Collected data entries
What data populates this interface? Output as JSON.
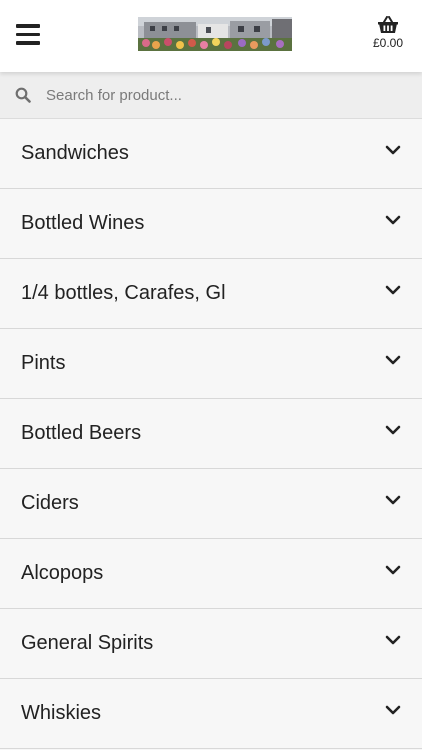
{
  "header": {
    "menu_icon": "hamburger-menu-icon",
    "logo_icon": "venue-photo-logo",
    "cart_icon": "shopping-basket-icon",
    "cart_total": "£0.00"
  },
  "search": {
    "icon": "search-icon",
    "placeholder": "Search for product..."
  },
  "categories": [
    {
      "label": "Sandwiches"
    },
    {
      "label": "Bottled Wines"
    },
    {
      "label": "1/4 bottles, Carafes, Gl"
    },
    {
      "label": "Pints"
    },
    {
      "label": "Bottled Beers"
    },
    {
      "label": "Ciders"
    },
    {
      "label": "Alcopops"
    },
    {
      "label": "General Spirits"
    },
    {
      "label": "Whiskies"
    }
  ],
  "category_icon": "chevron-down-icon"
}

EXERCISE DIRECTIONS:
Exactly reproduce the entries above, minus the pictures.

EXERCISE ANSWER:
What data populates this interface? Output as JSON.
{
  "header": {
    "menu_icon": "hamburger-menu-icon",
    "logo_icon": "venue-photo-logo",
    "cart_icon": "shopping-basket-icon",
    "cart_total": "£0.00"
  },
  "search": {
    "icon": "search-icon",
    "placeholder": "Search for product..."
  },
  "categories": [
    {
      "label": "Sandwiches"
    },
    {
      "label": "Bottled Wines"
    },
    {
      "label": "1/4 bottles, Carafes, Gl"
    },
    {
      "label": "Pints"
    },
    {
      "label": "Bottled Beers"
    },
    {
      "label": "Ciders"
    },
    {
      "label": "Alcopops"
    },
    {
      "label": "General Spirits"
    },
    {
      "label": "Whiskies"
    }
  ],
  "category_icon": "chevron-down-icon"
}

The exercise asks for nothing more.